▶ [THE TASK] Wherever "editor" appears in a line, list that line.

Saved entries
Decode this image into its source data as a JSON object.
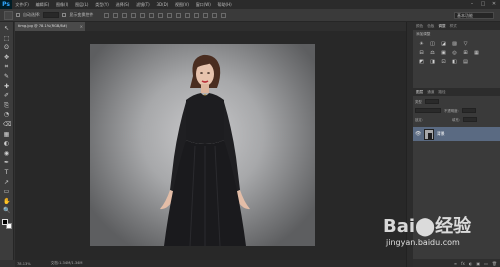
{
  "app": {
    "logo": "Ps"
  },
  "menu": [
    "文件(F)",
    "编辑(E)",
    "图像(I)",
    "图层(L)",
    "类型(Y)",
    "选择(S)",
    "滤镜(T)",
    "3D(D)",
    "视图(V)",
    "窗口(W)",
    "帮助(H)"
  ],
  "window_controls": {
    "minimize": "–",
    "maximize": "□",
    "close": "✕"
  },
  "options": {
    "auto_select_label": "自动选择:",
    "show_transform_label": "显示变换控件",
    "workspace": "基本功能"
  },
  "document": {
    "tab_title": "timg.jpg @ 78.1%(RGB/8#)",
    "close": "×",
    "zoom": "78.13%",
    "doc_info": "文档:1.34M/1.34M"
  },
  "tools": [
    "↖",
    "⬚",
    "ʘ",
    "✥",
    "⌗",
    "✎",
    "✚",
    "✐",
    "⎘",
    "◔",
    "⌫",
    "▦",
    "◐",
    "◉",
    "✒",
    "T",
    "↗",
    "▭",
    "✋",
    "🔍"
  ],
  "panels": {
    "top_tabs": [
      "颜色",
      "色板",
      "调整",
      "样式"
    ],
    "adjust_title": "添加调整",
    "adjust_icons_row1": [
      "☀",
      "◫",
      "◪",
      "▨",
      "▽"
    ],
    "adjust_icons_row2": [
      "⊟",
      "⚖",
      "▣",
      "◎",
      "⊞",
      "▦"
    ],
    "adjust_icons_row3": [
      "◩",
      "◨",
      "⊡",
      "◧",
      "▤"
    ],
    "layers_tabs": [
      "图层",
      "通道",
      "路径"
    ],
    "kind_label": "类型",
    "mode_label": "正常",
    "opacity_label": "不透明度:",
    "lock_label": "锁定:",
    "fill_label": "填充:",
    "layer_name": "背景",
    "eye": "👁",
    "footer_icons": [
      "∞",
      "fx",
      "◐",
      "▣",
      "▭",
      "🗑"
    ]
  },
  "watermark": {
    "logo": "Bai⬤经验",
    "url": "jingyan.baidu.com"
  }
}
--
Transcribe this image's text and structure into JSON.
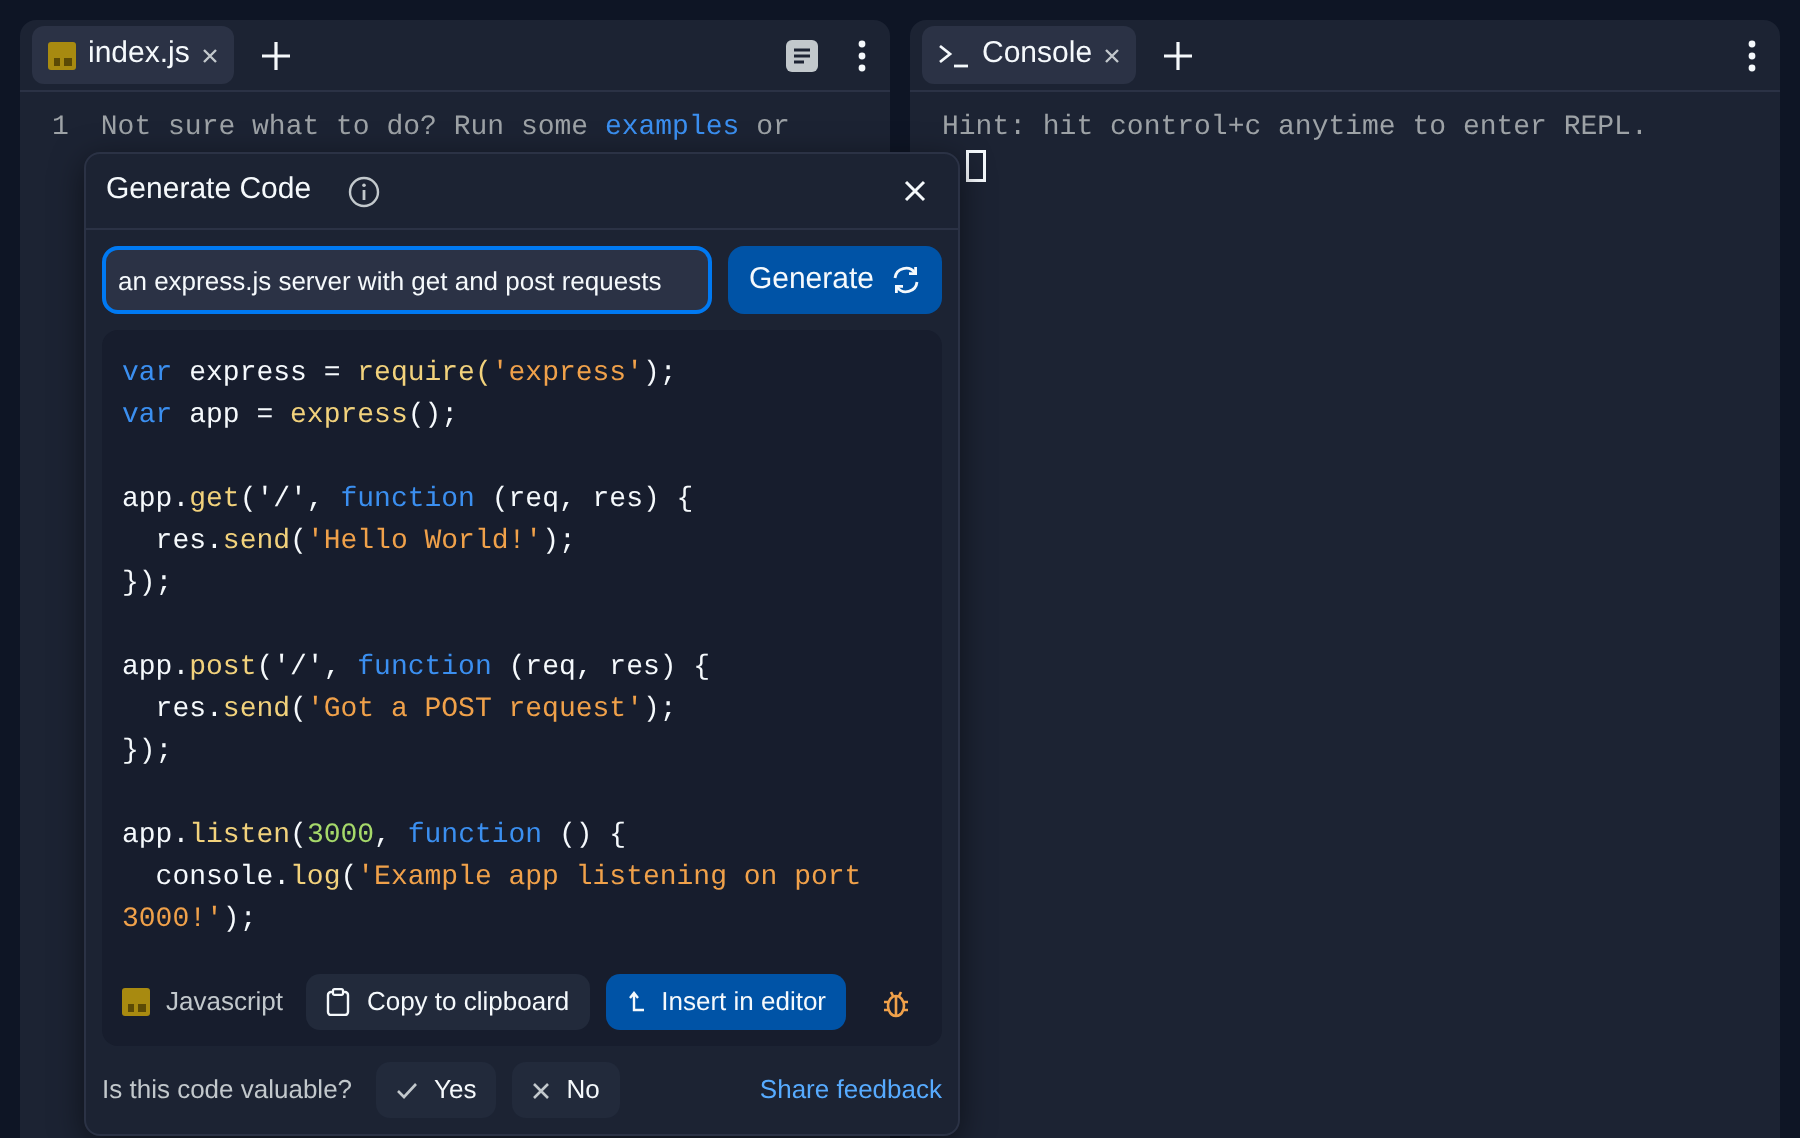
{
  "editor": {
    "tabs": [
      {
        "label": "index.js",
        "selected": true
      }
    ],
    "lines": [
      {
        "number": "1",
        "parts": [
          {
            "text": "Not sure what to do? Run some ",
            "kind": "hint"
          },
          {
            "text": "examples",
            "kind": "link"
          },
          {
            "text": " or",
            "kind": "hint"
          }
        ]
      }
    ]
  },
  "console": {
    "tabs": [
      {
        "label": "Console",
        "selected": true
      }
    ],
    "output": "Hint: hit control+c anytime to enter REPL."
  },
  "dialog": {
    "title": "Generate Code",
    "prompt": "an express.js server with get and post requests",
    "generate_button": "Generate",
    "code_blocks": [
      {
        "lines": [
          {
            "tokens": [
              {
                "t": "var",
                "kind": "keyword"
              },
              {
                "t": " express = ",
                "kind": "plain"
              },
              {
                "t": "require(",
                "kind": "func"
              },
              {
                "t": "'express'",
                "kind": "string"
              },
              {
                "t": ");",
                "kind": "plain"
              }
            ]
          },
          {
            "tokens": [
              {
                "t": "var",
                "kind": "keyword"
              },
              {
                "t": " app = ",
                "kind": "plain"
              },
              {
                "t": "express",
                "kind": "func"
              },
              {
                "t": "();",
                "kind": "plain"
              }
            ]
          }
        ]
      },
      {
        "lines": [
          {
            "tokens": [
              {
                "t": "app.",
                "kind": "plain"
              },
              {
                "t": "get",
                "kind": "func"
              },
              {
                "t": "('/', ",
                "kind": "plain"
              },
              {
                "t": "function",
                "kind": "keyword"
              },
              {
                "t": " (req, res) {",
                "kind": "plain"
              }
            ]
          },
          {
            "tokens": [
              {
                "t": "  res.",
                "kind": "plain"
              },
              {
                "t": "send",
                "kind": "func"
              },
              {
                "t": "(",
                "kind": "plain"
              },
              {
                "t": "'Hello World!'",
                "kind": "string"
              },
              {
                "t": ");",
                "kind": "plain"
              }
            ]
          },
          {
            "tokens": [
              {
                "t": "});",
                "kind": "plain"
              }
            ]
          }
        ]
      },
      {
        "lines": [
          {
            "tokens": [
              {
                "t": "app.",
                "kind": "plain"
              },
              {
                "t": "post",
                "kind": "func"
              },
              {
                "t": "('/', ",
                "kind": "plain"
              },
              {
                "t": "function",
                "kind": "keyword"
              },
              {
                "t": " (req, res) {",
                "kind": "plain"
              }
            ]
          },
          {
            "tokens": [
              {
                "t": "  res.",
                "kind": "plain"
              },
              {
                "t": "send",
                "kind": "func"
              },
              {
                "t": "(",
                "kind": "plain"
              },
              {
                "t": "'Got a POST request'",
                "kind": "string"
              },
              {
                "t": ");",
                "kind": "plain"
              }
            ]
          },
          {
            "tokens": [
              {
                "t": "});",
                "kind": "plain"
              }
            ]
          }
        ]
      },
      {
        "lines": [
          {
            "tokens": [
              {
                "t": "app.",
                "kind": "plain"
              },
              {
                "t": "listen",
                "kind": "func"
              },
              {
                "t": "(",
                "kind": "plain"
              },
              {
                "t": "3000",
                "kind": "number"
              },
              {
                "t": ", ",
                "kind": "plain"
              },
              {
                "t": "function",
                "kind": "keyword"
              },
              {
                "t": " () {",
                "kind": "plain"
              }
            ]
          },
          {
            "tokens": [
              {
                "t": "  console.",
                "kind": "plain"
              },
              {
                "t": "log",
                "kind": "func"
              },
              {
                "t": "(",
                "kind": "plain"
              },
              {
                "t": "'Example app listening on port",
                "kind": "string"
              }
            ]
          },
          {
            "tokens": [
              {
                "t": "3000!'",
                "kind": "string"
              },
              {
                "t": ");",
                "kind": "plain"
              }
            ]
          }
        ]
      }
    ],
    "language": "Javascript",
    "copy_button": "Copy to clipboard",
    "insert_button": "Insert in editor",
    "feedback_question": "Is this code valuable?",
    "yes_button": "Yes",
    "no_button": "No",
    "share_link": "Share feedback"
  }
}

▶ [RESPONSE TO THE EXERCISE]
  "editor": {
    "insert_button": "Insert in editor",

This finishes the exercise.